# SUPPLIED ENTRIES:
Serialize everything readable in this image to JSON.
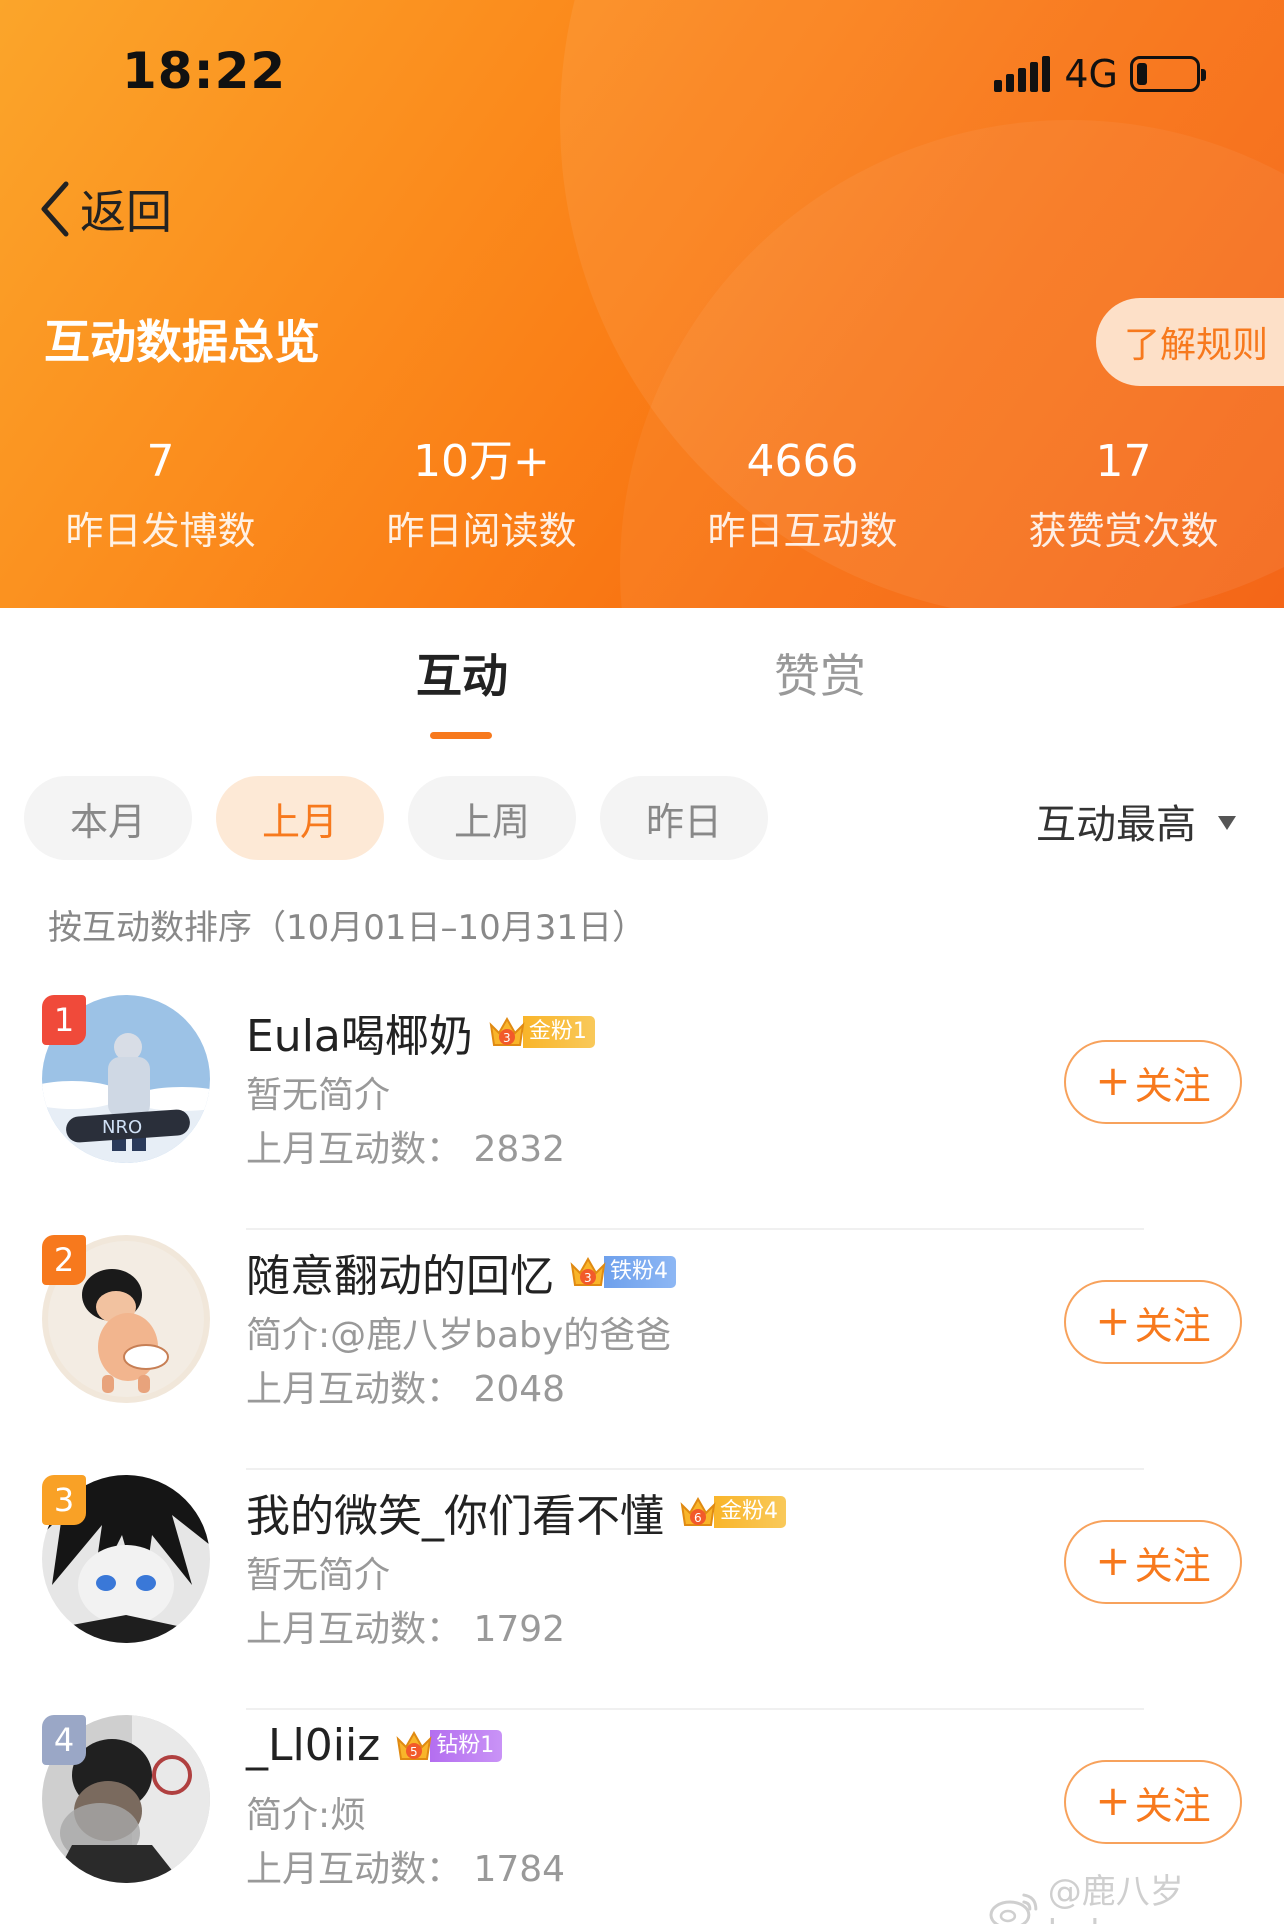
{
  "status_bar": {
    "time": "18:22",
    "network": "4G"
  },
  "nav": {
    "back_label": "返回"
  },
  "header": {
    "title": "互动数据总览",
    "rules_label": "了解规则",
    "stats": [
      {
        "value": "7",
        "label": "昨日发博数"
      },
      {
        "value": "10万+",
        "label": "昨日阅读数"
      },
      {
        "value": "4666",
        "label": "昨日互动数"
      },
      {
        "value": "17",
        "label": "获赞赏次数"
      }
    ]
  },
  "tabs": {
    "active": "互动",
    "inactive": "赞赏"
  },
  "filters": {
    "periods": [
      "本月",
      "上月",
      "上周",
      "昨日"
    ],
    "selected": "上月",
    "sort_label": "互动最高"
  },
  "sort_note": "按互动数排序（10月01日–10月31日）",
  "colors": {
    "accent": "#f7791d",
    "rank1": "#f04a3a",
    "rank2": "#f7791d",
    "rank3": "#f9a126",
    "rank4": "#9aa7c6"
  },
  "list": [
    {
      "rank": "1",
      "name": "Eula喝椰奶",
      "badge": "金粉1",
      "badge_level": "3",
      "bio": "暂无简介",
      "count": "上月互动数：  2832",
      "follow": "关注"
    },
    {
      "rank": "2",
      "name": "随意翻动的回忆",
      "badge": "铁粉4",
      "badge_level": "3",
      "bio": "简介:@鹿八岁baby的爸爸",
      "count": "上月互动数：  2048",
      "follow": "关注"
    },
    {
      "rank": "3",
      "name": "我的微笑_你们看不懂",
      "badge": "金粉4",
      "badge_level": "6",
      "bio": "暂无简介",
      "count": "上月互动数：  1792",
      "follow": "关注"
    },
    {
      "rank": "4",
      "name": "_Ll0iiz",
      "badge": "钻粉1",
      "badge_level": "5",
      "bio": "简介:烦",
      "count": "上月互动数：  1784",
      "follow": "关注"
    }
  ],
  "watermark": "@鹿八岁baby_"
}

# DIRECTION:
Your task is to transcribe all of the records precisely, with no images included.

# COMPLETED TASK:
Serialize everything readable in this image to JSON.
{
  "status_bar": {
    "time": "18:22",
    "network": "4G"
  },
  "nav": {
    "back_label": "返回"
  },
  "header": {
    "title": "互动数据总览",
    "rules_label": "了解规则",
    "stats": [
      {
        "value": "7",
        "label": "昨日发博数"
      },
      {
        "value": "10万+",
        "label": "昨日阅读数"
      },
      {
        "value": "4666",
        "label": "昨日互动数"
      },
      {
        "value": "17",
        "label": "获赞赏次数"
      }
    ]
  },
  "tabs": {
    "active": "互动",
    "inactive": "赞赏"
  },
  "filters": {
    "periods": [
      "本月",
      "上月",
      "上周",
      "昨日"
    ],
    "selected": "上月",
    "sort_label": "互动最高"
  },
  "sort_note": "按互动数排序（10月01日–10月31日）",
  "colors": {
    "accent": "#f7791d",
    "rank1": "#f04a3a",
    "rank2": "#f7791d",
    "rank3": "#f9a126",
    "rank4": "#9aa7c6"
  },
  "list": [
    {
      "rank": "1",
      "name": "Eula喝椰奶",
      "badge": "金粉1",
      "badge_level": "3",
      "bio": "暂无简介",
      "count": "上月互动数：  2832",
      "follow": "关注"
    },
    {
      "rank": "2",
      "name": "随意翻动的回忆",
      "badge": "铁粉4",
      "badge_level": "3",
      "bio": "简介:@鹿八岁baby的爸爸",
      "count": "上月互动数：  2048",
      "follow": "关注"
    },
    {
      "rank": "3",
      "name": "我的微笑_你们看不懂",
      "badge": "金粉4",
      "badge_level": "6",
      "bio": "暂无简介",
      "count": "上月互动数：  1792",
      "follow": "关注"
    },
    {
      "rank": "4",
      "name": "_Ll0iiz",
      "badge": "钻粉1",
      "badge_level": "5",
      "bio": "简介:烦",
      "count": "上月互动数：  1784",
      "follow": "关注"
    }
  ],
  "watermark": "@鹿八岁baby_"
}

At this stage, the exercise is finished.